### Exercise details
Determine how many lines contain the string "reminders". Respond with that number and nothing more.

--- start of Task data ---

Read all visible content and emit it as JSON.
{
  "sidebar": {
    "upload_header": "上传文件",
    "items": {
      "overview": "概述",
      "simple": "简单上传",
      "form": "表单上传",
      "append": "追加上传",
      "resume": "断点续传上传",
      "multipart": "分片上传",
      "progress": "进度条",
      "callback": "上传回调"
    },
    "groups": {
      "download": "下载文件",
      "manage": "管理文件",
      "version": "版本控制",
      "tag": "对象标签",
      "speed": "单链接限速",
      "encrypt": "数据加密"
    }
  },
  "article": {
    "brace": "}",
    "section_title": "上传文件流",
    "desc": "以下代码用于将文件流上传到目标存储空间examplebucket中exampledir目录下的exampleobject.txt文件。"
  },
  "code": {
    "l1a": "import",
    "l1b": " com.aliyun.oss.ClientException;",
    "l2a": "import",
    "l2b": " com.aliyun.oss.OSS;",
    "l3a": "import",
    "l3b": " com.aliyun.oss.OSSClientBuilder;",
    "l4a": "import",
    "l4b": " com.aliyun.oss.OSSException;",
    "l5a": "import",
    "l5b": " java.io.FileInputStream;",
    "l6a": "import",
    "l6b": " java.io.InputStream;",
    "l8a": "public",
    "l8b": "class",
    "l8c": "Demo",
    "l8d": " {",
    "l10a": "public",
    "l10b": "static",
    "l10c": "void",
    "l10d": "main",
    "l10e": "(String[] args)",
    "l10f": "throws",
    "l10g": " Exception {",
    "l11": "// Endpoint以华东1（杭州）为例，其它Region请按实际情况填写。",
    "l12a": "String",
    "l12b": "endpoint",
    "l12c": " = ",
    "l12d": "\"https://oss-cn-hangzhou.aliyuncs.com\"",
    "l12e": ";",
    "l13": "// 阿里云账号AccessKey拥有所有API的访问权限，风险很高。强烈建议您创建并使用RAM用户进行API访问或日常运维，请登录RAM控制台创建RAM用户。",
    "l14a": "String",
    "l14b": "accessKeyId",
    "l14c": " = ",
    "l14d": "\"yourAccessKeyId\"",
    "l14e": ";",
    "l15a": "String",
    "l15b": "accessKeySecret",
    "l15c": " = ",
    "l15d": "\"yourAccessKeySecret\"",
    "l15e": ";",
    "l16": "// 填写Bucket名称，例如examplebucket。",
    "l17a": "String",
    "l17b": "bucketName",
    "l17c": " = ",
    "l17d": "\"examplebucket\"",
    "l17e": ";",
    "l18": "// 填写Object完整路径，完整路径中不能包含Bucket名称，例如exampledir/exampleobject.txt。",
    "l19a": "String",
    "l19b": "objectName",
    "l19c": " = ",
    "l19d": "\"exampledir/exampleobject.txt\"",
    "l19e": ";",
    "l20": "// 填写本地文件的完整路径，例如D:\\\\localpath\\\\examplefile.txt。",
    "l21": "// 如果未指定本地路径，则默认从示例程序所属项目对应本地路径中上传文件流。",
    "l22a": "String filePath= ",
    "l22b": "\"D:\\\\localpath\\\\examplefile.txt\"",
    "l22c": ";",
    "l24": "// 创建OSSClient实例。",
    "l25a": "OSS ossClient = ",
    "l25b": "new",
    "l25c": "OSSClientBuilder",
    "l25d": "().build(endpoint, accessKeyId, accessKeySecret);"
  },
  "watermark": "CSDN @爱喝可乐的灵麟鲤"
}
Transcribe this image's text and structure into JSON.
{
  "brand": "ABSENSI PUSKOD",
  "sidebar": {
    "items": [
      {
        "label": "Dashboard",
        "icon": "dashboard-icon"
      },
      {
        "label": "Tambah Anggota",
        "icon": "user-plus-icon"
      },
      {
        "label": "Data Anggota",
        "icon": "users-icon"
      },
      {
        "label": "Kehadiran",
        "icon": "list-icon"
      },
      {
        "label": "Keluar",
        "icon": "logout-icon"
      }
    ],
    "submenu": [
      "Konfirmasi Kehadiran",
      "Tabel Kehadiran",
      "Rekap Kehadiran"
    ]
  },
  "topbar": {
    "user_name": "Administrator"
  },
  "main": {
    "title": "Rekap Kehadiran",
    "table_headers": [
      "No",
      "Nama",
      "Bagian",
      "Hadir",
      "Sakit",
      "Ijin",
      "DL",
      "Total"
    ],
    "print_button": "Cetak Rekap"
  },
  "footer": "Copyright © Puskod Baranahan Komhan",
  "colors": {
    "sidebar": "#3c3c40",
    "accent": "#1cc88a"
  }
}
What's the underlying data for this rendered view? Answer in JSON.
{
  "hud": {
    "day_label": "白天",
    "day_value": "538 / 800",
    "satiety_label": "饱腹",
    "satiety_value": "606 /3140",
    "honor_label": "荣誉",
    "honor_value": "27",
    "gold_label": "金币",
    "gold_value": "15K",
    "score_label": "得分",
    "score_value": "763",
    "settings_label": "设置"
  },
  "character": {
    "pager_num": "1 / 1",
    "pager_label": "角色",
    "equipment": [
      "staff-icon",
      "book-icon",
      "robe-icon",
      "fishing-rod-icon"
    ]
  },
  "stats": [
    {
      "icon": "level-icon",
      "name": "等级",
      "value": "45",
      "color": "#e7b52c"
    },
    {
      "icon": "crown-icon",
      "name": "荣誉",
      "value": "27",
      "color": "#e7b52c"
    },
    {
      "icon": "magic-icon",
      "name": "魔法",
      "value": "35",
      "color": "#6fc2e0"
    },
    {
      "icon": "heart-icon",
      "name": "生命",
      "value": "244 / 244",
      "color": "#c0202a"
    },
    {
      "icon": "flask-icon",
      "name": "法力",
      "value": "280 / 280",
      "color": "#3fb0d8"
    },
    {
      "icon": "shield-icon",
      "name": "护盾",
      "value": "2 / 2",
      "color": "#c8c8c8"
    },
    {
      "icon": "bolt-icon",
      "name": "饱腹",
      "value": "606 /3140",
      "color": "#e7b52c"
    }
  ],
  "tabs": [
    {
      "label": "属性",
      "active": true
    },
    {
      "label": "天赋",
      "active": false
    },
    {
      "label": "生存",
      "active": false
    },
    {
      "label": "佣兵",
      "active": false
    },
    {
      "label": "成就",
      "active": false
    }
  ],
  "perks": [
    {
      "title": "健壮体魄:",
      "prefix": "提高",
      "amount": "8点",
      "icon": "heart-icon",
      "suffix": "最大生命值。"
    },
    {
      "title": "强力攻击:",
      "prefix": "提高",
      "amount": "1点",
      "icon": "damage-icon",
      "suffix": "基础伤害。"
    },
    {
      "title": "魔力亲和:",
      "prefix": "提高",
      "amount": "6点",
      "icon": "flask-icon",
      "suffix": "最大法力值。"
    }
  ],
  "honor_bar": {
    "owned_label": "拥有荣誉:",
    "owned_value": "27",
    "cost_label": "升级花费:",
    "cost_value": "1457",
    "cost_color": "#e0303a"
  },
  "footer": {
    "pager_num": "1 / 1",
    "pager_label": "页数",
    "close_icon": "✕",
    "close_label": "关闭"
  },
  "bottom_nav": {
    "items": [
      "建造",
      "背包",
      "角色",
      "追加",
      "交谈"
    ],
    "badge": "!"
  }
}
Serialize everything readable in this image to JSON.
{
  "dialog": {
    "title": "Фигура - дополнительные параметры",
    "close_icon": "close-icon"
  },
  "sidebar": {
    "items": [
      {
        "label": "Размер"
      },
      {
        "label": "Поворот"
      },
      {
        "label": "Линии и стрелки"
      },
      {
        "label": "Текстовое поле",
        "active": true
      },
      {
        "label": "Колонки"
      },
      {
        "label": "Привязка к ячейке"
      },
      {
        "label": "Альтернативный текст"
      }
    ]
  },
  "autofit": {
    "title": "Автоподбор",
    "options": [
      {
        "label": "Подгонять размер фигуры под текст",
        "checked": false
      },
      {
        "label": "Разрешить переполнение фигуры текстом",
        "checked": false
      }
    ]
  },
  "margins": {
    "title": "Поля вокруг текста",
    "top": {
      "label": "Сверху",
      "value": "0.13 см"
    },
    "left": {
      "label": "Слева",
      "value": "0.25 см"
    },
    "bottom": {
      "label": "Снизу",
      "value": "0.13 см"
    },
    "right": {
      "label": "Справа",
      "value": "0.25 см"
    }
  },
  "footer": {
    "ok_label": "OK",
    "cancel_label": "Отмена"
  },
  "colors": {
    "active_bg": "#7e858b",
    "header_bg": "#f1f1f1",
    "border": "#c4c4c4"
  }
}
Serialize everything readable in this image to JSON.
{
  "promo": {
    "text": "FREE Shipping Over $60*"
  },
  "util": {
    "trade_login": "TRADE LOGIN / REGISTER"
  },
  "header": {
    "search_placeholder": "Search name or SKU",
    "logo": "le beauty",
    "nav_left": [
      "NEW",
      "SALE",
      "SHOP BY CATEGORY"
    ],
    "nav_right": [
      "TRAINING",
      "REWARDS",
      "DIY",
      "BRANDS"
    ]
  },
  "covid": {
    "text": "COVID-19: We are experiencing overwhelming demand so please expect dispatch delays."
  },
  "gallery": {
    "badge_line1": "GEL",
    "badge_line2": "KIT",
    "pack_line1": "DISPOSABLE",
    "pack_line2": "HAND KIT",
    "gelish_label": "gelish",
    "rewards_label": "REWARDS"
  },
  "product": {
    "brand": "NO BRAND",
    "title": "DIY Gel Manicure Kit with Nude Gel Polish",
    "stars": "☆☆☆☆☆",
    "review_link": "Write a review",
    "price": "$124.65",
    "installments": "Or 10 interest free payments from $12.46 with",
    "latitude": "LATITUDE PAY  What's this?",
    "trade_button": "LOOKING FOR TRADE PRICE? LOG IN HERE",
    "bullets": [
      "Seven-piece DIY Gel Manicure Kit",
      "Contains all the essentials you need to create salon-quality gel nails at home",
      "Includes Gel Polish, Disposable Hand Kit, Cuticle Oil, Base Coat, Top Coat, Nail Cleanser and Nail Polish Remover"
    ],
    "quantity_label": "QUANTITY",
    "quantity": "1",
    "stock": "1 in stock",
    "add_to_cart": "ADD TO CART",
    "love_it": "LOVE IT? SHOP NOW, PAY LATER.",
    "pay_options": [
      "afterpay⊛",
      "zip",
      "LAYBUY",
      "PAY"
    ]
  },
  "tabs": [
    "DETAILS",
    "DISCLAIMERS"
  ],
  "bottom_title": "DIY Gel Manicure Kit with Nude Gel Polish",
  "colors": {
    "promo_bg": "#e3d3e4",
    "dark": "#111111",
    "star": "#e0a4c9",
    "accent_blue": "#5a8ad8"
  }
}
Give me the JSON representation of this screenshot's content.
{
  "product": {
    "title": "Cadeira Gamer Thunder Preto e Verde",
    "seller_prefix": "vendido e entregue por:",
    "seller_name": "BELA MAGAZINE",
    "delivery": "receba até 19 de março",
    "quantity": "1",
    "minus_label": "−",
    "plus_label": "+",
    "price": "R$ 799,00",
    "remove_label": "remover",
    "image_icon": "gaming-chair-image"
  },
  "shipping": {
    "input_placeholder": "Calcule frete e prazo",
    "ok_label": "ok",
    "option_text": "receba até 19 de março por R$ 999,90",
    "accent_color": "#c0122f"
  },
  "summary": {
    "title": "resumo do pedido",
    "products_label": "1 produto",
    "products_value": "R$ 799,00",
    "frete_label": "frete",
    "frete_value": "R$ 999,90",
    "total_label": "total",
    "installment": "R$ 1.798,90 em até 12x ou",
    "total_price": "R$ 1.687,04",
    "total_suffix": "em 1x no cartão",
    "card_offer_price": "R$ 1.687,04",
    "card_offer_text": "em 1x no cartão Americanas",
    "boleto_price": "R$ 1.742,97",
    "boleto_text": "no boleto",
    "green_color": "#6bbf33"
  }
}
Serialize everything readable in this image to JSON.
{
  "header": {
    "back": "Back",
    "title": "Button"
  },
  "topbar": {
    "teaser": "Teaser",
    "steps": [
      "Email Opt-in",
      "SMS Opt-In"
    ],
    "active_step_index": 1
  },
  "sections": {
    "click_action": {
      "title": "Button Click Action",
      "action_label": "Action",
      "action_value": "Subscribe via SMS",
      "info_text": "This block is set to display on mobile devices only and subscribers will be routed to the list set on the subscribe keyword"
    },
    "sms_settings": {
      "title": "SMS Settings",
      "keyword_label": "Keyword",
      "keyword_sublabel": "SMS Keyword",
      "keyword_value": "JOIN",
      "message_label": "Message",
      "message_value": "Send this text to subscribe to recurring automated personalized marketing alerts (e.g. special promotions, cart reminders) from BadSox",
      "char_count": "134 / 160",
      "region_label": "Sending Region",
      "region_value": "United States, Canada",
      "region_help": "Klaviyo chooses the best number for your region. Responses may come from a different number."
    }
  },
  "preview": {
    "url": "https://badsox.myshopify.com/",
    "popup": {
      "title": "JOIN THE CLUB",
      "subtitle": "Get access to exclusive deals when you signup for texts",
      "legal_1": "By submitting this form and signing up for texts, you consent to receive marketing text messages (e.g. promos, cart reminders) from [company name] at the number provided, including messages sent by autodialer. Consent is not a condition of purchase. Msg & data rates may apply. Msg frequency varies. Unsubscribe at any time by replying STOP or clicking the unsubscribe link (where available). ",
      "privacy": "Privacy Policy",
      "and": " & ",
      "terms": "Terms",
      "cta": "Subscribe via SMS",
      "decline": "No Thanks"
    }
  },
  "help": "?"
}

--- end of Task data ---

### Full response
2